BEGIN

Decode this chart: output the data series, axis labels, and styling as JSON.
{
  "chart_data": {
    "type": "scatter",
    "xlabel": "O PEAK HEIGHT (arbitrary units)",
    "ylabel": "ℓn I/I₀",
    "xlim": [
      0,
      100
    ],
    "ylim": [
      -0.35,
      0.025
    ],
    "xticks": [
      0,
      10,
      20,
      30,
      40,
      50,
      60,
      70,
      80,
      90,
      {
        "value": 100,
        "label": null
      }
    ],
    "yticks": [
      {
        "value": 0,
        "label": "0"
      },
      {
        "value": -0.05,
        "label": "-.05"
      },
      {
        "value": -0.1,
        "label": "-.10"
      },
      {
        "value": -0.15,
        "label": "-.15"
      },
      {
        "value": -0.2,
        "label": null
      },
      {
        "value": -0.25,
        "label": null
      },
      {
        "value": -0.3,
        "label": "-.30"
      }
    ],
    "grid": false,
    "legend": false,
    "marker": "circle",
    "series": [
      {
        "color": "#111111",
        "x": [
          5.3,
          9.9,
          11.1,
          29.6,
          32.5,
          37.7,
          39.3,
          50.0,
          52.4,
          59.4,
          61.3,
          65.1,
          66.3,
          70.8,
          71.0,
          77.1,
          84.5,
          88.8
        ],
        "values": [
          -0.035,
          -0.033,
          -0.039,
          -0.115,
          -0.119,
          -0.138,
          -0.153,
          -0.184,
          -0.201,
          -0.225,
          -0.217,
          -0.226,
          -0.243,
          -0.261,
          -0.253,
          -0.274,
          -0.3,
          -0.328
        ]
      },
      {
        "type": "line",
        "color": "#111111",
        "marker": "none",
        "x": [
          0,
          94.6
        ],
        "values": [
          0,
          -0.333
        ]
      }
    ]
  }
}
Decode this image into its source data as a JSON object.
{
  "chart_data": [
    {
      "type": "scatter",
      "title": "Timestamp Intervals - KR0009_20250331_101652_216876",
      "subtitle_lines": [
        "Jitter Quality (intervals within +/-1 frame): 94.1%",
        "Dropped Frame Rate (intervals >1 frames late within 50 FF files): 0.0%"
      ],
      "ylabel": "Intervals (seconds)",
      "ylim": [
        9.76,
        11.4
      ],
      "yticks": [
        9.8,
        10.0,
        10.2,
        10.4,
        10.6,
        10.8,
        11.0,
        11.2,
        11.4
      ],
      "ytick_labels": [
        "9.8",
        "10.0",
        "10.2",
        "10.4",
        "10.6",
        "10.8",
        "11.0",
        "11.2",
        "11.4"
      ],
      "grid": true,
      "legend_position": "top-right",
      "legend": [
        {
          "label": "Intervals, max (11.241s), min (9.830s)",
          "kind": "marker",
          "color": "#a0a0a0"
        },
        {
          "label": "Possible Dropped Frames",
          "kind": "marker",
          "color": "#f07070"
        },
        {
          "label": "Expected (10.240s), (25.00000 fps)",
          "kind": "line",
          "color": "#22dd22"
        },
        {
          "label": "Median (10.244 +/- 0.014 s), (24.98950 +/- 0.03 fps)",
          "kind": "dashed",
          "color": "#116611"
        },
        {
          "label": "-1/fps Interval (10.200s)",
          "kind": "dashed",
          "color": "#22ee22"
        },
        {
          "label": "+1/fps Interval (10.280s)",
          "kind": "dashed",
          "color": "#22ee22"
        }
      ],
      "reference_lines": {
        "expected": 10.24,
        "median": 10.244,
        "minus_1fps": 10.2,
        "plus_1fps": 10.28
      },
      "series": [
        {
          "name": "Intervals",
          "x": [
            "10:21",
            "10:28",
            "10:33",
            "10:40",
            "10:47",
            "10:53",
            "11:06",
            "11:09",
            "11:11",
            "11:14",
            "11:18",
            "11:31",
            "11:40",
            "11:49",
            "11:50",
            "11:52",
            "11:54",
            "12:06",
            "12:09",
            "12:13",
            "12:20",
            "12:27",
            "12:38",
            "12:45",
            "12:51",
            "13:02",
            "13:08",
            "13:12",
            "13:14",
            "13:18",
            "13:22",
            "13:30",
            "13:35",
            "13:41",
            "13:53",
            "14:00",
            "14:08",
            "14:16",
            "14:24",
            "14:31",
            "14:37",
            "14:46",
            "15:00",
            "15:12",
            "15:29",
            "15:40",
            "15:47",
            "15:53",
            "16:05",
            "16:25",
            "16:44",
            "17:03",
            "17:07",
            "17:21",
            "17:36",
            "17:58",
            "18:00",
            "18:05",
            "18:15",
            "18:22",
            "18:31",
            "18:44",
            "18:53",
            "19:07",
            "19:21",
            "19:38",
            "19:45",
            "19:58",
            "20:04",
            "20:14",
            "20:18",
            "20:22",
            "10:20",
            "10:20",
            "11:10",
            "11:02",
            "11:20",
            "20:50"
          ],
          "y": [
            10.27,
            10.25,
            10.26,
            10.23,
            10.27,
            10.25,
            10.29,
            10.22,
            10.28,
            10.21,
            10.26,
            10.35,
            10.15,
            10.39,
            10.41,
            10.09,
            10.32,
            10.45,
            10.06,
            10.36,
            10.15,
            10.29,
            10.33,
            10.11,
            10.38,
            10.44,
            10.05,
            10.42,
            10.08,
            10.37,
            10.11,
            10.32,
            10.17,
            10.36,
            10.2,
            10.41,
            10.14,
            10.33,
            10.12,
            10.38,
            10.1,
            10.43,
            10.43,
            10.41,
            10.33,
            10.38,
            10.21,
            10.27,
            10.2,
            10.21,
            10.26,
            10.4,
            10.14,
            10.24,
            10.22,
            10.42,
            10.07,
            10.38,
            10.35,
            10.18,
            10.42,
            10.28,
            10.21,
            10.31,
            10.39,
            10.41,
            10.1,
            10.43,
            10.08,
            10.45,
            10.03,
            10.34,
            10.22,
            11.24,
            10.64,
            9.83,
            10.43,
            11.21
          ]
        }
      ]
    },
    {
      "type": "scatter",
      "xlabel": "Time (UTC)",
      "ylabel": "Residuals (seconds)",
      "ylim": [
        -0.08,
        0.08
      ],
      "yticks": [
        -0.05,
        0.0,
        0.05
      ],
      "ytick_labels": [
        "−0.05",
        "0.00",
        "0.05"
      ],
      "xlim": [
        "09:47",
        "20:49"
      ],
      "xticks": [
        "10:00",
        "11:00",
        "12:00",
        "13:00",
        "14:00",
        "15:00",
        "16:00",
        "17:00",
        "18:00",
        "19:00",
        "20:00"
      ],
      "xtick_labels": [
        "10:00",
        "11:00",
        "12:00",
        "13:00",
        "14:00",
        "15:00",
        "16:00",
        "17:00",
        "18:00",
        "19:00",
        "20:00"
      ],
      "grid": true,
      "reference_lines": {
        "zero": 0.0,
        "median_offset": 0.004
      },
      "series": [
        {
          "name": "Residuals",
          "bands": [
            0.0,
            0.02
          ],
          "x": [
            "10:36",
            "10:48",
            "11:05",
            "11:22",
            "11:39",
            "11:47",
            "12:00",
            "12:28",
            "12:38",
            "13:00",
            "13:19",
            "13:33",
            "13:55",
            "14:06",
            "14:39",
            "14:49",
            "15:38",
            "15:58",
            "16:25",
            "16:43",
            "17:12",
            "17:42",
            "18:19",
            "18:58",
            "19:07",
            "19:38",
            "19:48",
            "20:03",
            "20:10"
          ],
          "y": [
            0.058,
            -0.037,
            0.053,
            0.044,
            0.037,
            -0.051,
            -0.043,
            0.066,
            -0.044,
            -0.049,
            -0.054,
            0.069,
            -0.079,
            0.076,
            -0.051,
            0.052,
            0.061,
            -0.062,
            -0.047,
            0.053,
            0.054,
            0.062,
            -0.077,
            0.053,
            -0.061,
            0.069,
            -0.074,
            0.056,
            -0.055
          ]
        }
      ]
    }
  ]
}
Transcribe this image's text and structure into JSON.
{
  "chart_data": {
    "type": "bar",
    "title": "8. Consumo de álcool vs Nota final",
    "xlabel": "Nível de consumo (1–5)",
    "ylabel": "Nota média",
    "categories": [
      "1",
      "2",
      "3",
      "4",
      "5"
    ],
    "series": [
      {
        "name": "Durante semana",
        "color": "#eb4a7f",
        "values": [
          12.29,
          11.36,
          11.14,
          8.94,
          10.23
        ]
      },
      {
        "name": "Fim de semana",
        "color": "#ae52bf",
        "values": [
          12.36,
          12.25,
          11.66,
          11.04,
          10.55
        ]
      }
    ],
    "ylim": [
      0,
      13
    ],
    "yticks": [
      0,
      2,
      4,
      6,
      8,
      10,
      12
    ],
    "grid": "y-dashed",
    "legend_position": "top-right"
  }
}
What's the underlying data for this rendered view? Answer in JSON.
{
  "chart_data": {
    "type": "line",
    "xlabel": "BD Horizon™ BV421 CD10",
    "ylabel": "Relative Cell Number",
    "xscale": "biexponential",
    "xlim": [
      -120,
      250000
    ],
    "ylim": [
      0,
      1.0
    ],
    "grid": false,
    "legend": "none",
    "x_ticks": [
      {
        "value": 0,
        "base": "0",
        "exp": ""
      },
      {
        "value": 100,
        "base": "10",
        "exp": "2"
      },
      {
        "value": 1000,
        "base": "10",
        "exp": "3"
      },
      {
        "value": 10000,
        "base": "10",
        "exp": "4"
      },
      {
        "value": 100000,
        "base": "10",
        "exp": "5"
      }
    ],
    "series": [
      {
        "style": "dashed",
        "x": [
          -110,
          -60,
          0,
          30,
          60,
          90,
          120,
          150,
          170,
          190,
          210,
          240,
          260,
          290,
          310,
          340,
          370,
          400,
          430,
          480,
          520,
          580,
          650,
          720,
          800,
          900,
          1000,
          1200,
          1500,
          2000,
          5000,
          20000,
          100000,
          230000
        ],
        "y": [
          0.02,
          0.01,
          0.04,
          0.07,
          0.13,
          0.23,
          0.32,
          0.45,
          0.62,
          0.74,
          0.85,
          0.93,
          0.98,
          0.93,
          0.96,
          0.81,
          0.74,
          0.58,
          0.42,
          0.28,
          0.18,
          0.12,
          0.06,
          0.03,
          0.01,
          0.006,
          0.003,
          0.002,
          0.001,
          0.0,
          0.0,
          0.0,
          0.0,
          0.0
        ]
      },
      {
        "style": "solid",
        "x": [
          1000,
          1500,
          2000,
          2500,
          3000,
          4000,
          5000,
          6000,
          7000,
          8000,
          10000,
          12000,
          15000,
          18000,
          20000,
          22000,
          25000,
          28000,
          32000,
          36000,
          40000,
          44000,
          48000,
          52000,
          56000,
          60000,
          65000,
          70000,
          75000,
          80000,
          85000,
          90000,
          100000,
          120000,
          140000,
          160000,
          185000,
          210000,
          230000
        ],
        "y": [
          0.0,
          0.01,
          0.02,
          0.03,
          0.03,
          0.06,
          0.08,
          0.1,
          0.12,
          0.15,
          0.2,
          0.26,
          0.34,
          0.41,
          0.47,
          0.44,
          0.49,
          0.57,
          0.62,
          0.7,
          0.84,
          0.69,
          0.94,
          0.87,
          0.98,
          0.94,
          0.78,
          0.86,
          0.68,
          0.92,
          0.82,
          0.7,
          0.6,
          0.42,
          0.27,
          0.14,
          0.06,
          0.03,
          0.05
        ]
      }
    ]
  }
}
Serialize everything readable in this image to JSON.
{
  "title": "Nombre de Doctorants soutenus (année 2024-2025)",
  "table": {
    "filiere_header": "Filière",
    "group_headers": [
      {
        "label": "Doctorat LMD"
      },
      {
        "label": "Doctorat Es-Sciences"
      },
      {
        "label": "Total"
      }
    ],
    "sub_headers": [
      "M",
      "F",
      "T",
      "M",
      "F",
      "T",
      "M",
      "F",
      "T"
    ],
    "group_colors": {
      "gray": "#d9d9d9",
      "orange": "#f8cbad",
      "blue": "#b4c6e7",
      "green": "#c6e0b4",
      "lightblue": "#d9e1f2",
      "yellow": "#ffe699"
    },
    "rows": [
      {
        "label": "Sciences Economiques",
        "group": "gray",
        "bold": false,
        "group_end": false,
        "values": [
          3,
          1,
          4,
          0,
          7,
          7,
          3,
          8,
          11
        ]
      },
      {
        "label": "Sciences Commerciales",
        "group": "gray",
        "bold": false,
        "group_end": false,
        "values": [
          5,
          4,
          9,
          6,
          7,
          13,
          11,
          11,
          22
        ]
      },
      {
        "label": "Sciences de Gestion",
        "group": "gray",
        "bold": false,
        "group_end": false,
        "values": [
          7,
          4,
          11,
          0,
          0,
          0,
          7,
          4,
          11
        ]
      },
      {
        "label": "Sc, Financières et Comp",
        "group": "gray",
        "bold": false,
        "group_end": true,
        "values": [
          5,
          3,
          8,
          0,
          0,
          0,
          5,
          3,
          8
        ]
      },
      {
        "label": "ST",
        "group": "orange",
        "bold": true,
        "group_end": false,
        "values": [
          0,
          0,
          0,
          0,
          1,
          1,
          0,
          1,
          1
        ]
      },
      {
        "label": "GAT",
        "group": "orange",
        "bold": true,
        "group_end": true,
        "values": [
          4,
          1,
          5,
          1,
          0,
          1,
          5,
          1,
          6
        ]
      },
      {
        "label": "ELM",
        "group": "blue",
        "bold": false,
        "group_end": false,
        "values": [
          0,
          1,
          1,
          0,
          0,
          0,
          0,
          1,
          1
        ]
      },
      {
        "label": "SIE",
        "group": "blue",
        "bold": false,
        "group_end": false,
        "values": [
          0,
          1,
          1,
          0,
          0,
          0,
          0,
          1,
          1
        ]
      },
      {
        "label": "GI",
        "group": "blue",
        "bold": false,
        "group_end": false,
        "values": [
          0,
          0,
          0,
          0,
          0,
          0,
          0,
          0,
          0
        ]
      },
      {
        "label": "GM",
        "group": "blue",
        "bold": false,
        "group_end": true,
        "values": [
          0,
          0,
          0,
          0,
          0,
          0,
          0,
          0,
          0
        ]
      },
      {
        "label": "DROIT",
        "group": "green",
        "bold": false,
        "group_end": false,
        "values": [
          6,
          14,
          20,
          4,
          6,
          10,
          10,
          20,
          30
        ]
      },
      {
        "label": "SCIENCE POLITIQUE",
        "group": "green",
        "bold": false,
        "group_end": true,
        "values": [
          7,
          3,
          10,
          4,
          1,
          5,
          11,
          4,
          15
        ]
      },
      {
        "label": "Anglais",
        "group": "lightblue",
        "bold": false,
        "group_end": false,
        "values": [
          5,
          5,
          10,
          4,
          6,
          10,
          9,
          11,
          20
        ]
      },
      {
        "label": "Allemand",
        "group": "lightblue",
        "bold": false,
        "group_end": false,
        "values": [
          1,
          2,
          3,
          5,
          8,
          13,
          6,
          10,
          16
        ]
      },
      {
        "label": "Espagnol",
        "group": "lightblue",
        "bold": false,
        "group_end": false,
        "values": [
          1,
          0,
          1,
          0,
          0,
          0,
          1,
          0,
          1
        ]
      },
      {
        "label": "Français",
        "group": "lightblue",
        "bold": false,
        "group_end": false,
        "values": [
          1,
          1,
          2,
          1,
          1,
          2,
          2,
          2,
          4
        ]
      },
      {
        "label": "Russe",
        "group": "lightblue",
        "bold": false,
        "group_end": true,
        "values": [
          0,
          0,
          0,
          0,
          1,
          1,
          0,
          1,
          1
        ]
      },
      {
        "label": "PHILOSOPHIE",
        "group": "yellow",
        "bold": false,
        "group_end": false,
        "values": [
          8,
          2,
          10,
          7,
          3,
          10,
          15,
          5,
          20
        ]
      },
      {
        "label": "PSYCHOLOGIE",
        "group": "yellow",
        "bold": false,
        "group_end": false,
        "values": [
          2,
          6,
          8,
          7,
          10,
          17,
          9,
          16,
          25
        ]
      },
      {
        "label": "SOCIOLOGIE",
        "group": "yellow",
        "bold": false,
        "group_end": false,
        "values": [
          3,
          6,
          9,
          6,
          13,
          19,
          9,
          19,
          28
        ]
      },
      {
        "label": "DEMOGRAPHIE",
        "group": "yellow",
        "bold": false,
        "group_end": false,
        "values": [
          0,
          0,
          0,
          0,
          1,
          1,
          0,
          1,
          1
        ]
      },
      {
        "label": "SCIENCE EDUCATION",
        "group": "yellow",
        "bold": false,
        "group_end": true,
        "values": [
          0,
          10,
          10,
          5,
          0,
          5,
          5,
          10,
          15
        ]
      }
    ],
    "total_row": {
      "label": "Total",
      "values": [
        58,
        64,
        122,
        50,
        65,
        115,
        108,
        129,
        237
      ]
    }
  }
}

END

### EXERCISE DETAILS
Lines containing the word "name" must all be returned from the material above.

### CORRECT RESPONSE
          "name": "Intervals",
          "name": "Residuals",
        "name": "Durante semana",
        "name": "Fim de semana",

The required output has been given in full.